*TASK TO CARRY OUT*: In the listing below, identify each line with the word "arrived" and return those lines.

Records from a dataset

■ ■ ■ ■

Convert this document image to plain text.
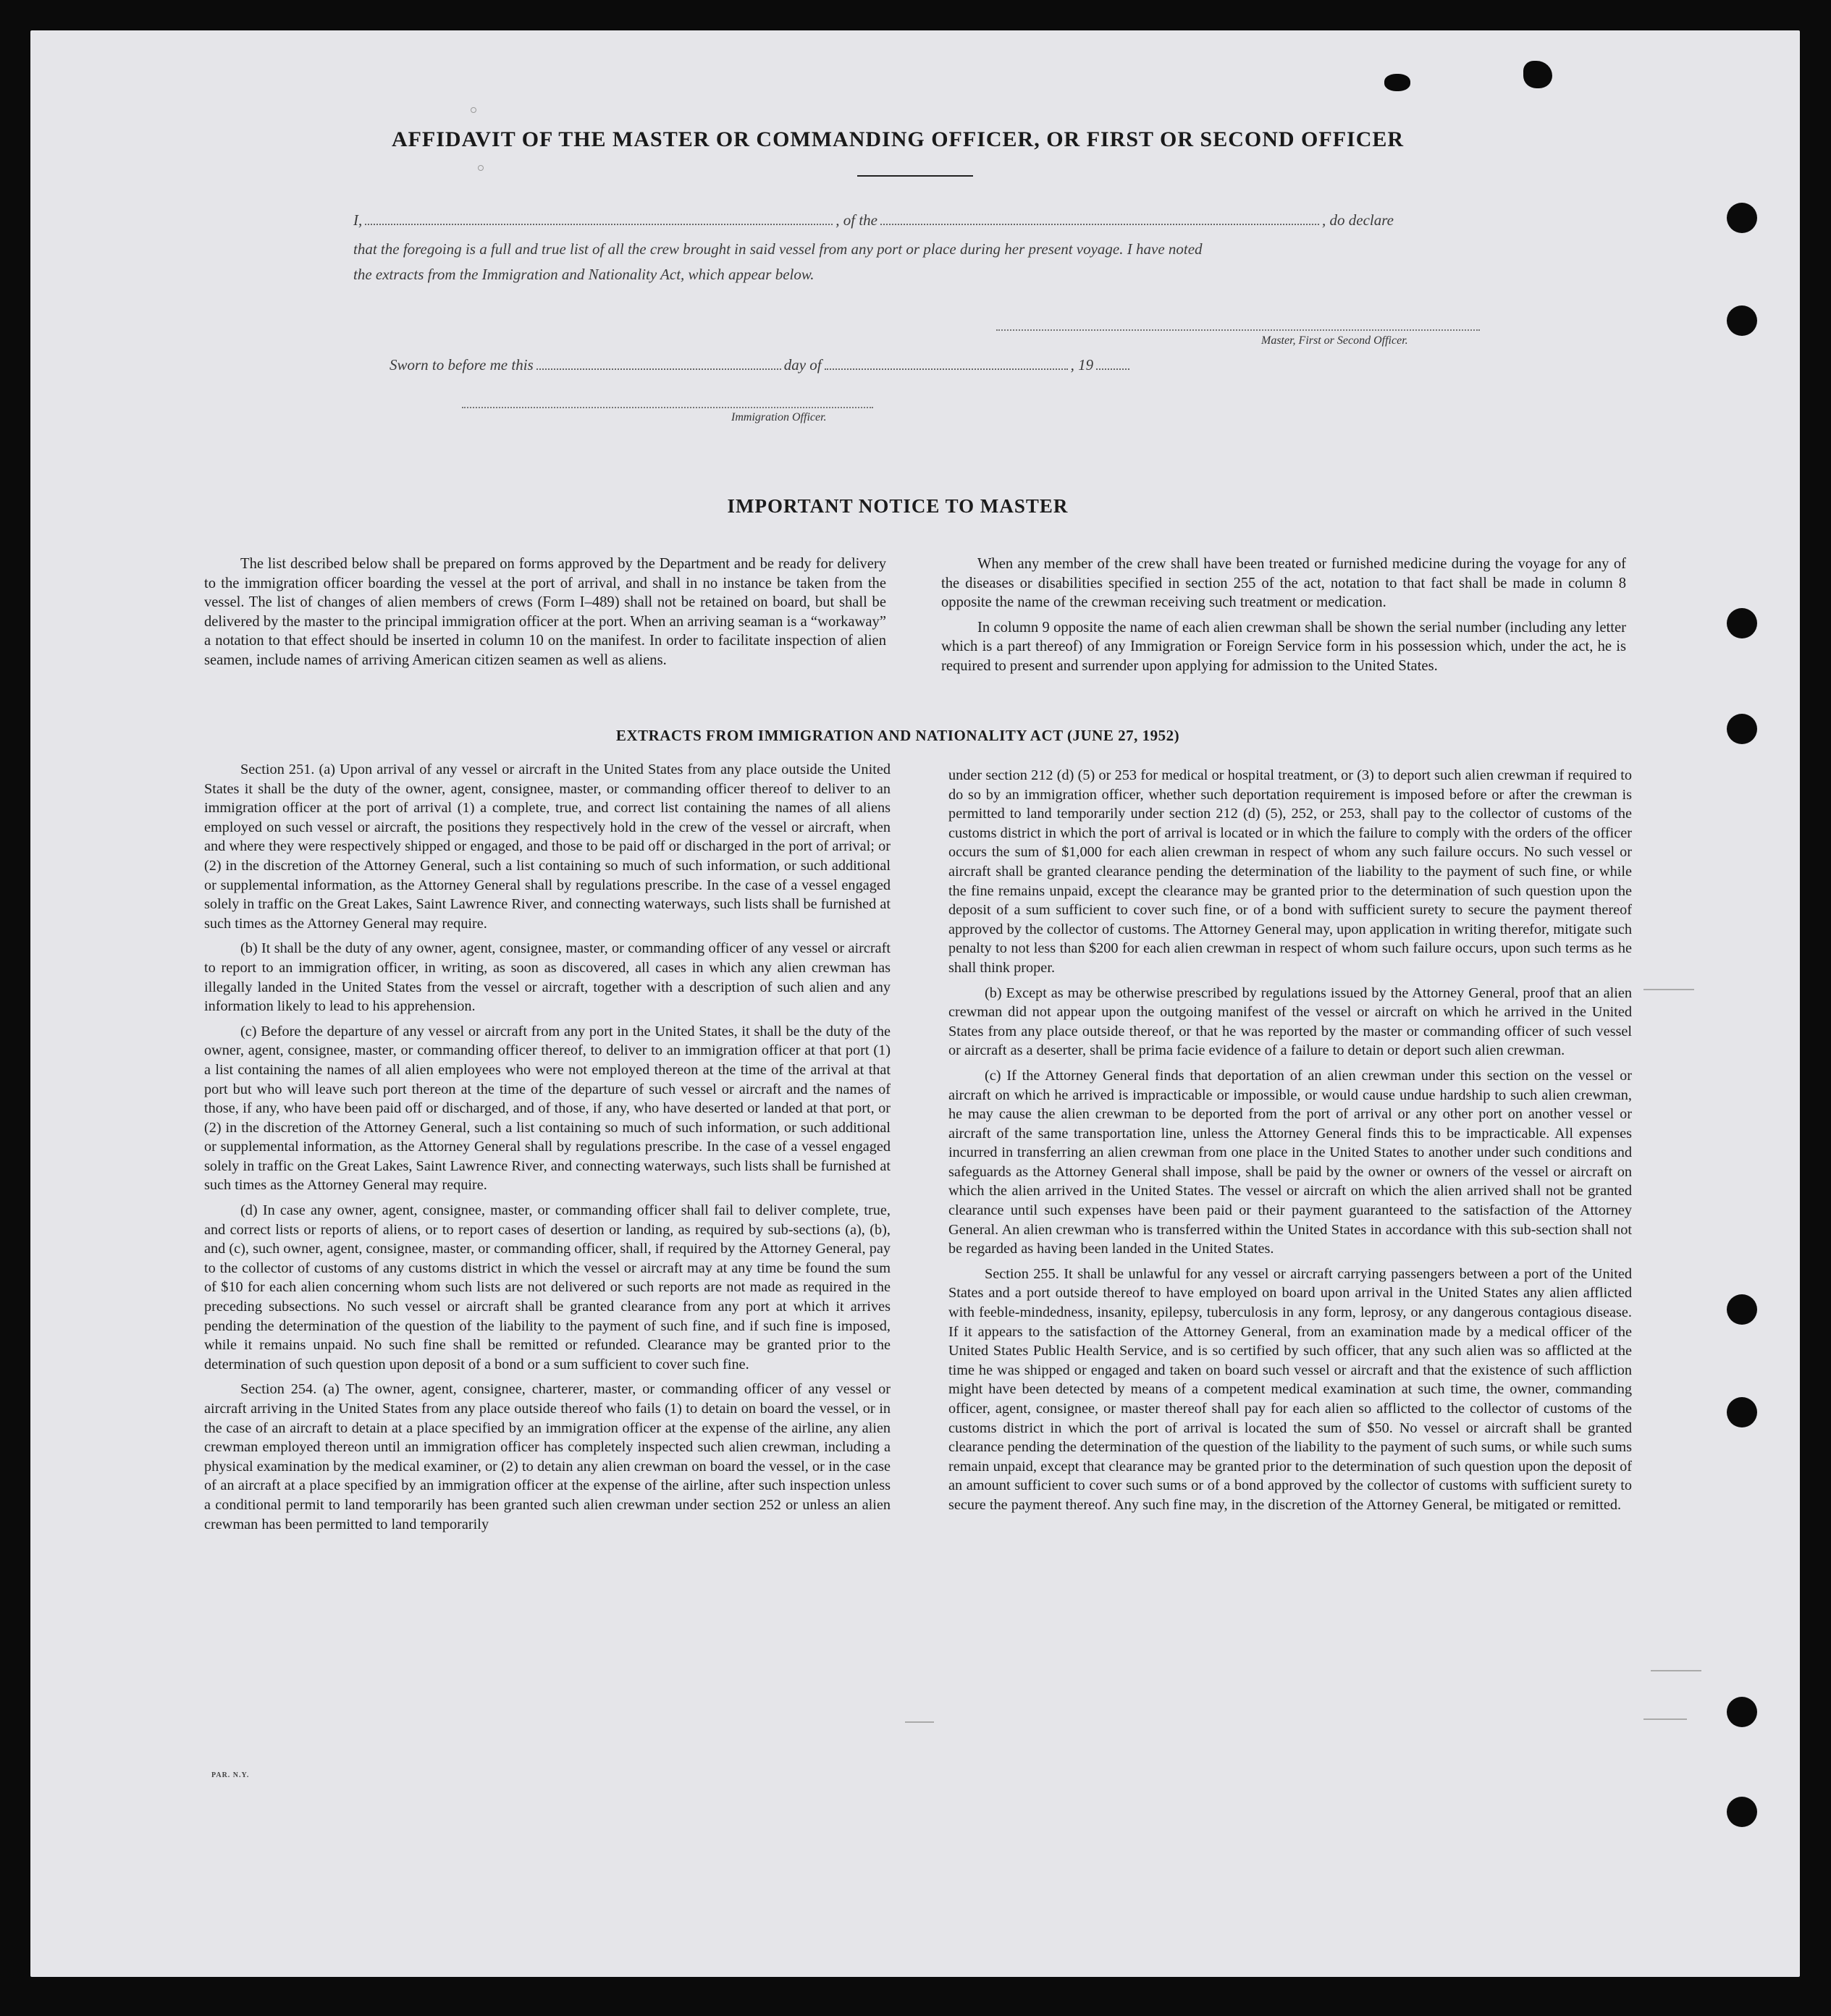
AFFIDAVIT OF THE MASTER OR COMMANDING OFFICER, OR FIRST OR SECOND OFFICER
I,	, of the	, do declare
that the foregoing is a full and true list of all the crew brought in said vessel from any port or place during her present voyage. I have noted
the extracts from the Immigration and Nationality Act, which appear below.
Master, First or Second Officer.
Sworn to before me this	day of	, 19
Immigration Officer.
IMPORTANT NOTICE TO MASTER

The list described below shall be prepared on forms approved by the Department and be ready for delivery to the immigration officer boarding the vessel at the port of arrival, and shall in no instance be taken from the vessel. The list of changes of alien members of crews (Form I–489) shall not be retained on board, but shall be delivered by the master to the principal immigration officer at the port. When an arriving seaman is a “workaway” a notation to that effect should be inserted in column 10 on the manifest. In order to facilitate inspection of alien seamen, include names of arriving American citizen seamen as well as aliens.

When any member of the crew shall have been treated or furnished medicine during the voyage for any of the diseases or disabilities specified in section 255 of the act, notation to that fact shall be made in column 8 opposite the name of the crewman receiving such treatment or medication.

In column 9 opposite the name of each alien crewman shall be shown the serial number (including any letter which is a part thereof) of any Immigration or Foreign Service form in his possession which, under the act, he is required to present and surrender upon applying for admission to the United States.

EXTRACTS FROM IMMIGRATION AND NATIONALITY ACT (JUNE 27, 1952)

Section 251. (a) Upon arrival of any vessel or aircraft in the United States from any place outside the United States it shall be the duty of the owner, agent, consignee, master, or commanding officer thereof to deliver to an immigration officer at the port of arrival (1) a complete, true, and correct list containing the names of all aliens employed on such vessel or aircraft, the positions they respectively hold in the crew of the vessel or aircraft, when and where they were respectively shipped or engaged, and those to be paid off or discharged in the port of arrival; or (2) in the discretion of the Attorney General, such a list containing so much of such information, or such additional or supplemental information, as the Attorney General shall by regulations prescribe. In the case of a vessel engaged solely in traffic on the Great Lakes, Saint Lawrence River, and connecting waterways, such lists shall be furnished at such times as the Attorney General may require.

(b) It shall be the duty of any owner, agent, consignee, master, or commanding officer of any vessel or aircraft to report to an immigration officer, in writing, as soon as discovered, all cases in which any alien crewman has illegally landed in the United States from the vessel or aircraft, together with a description of such alien and any information likely to lead to his apprehension.

(c) Before the departure of any vessel or aircraft from any port in the United States, it shall be the duty of the owner, agent, consignee, master, or commanding officer thereof, to deliver to an immigration officer at that port (1) a list containing the names of all alien employees who were not employed thereon at the time of the arrival at that port but who will leave such port thereon at the time of the departure of such vessel or aircraft and the names of those, if any, who have been paid off or discharged, and of those, if any, who have deserted or landed at that port, or (2) in the discretion of the Attorney General, such a list containing so much of such information, or such additional or supplemental information, as the Attorney General shall by regulations prescribe. In the case of a vessel engaged solely in traffic on the Great Lakes, Saint Lawrence River, and connecting waterways, such lists shall be furnished at such times as the Attorney General may require.

(d) In case any owner, agent, consignee, master, or commanding officer shall fail to deliver complete, true, and correct lists or reports of aliens, or to report cases of desertion or landing, as required by sub-sections (a), (b), and (c), such owner, agent, consignee, master, or commanding officer, shall, if required by the Attorney General, pay to the collector of customs of any customs district in which the vessel or aircraft may at any time be found the sum of $10 for each alien concerning whom such lists are not delivered or such reports are not made as required in the preceding subsections. No such vessel or aircraft shall be granted clearance from any port at which it arrives pending the determination of the question of the liability to the payment of such fine, and if such fine is imposed, while it remains unpaid. No such fine shall be remitted or refunded. Clearance may be granted prior to the determination of such question upon deposit of a bond or a sum sufficient to cover such fine.

Section 254. (a) The owner, agent, consignee, charterer, master, or commanding officer of any vessel or aircraft arriving in the United States from any place outside thereof who fails (1) to detain on board the vessel, or in the case of an aircraft to detain at a place specified by an immigration officer at the expense of the airline, any alien crewman employed thereon until an immigration officer has completely inspected such alien crewman, including a physical examination by the medical examiner, or (2) to detain any alien crewman on board the vessel, or in the case of an aircraft at a place specified by an immigration officer at the expense of the airline, after such inspection unless a conditional permit to land temporarily has been granted such alien crewman under section 252 or unless an alien crewman has been permitted to land temporarily

under section 212 (d) (5) or 253 for medical or hospital treatment, or (3) to deport such alien crewman if required to do so by an immigration officer, whether such deportation requirement is imposed before or after the crewman is permitted to land temporarily under section 212 (d) (5), 252, or 253, shall pay to the collector of customs of the customs district in which the port of arrival is located or in which the failure to comply with the orders of the officer occurs the sum of $1,000 for each alien crewman in respect of whom any such failure occurs. No such vessel or aircraft shall be granted clearance pending the determination of the liability to the payment of such fine, or while the fine remains unpaid, except the clearance may be granted prior to the determination of such question upon the deposit of a sum sufficient to cover such fine, or of a bond with sufficient surety to secure the payment thereof approved by the collector of customs. The Attorney General may, upon application in writing therefor, mitigate such penalty to not less than $200 for each alien crewman in respect of whom such failure occurs, upon such terms as he shall think proper.

(b) Except as may be otherwise prescribed by regulations issued by the Attorney General, proof that an alien crewman did not appear upon the outgoing manifest of the vessel or aircraft on which he arrived in the United States from any place outside thereof, or that he was reported by the master or commanding officer of such vessel or aircraft as a deserter, shall be prima facie evidence of a failure to detain or deport such alien crewman.

(c) If the Attorney General finds that deportation of an alien crewman under this section on the vessel or aircraft on which he arrived is impracticable or impossible, or would cause undue hardship to such alien crewman, he may cause the alien crewman to be deported from the port of arrival or any other port on another vessel or aircraft of the same transportation line, unless the Attorney General finds this to be impracticable. All expenses incurred in transferring an alien crewman from one place in the United States to another under such conditions and safeguards as the Attorney General shall impose, shall be paid by the owner or owners of the vessel or aircraft on which the alien arrived in the United States. The vessel or aircraft on which the alien arrived shall not be granted clearance until such expenses have been paid or their payment guaranteed to the satisfaction of the Attorney General. An alien crewman who is transferred within the United States in accordance with this sub-section shall not be regarded as having been landed in the United States.

Section 255. It shall be unlawful for any vessel or aircraft carrying passengers between a port of the United States and a port outside thereof to have employed on board upon arrival in the United States any alien afflicted with feeble-mindedness, insanity, epilepsy, tuberculosis in any form, leprosy, or any dangerous contagious disease. If it appears to the satisfaction of the Attorney General, from an examination made by a medical officer of the United States Public Health Service, and is so certified by such officer, that any such alien was so afflicted at the time he was shipped or engaged and taken on board such vessel or aircraft and that the existence of such affliction might have been detected by means of a competent medical examination at such time, the owner, commanding officer, agent, consignee, or master thereof shall pay for each alien so afflicted to the collector of customs of the customs district in which the port of arrival is located the sum of $50. No vessel or aircraft shall be granted clearance pending the determination of the question of the liability to the payment of such sums, or while such sums remain unpaid, except that clearance may be granted prior to the determination of such question upon the deposit of an amount sufficient to cover such sums or of a bond approved by the collector of customs with sufficient surety to secure the payment thereof. Any such fine may, in the discretion of the Attorney General, be mitigated or remitted.

PAR. N.Y.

■ ■ ■ ■

*ANSWER TO THE TASK*:
(b) Except as may be otherwise prescribed by regulations issued by the Attorney General, proof that an alien crewman did not appear upon the outgoing manifest of the vessel or aircraft on which he arrived in the United States from any place outside thereof, or that he was reported by the master or commanding officer of such vessel or aircraft as a deserter, shall be prima facie evidence of a failure to detain or deport such alien crewman.
(c) If the Attorney General finds that deportation of an alien crewman under this section on the vessel or aircraft on which he arrived is impracticable or impossible, or would cause undue hardship to such alien crewman, he may cause the alien crewman to be deported from the port of arrival or any other port on another vessel or aircraft of the same transportation line, unless the Attorney General finds this to be impracticable. All expenses incurred in transferring an alien crewman from one place in the United States to another under such conditions and safeguards as the Attorney General shall impose, shall be paid by the owner or owners of the vessel or aircraft on which the alien arrived in the United States. The vessel or aircraft on which the alien arrived shall not be granted clearance until such expenses have been paid or their payment guaranteed to the satisfaction of the Attorney General. An alien crewman who is transferred within the United States in accordance with this sub-section shall not be regarded as having been landed in the United States.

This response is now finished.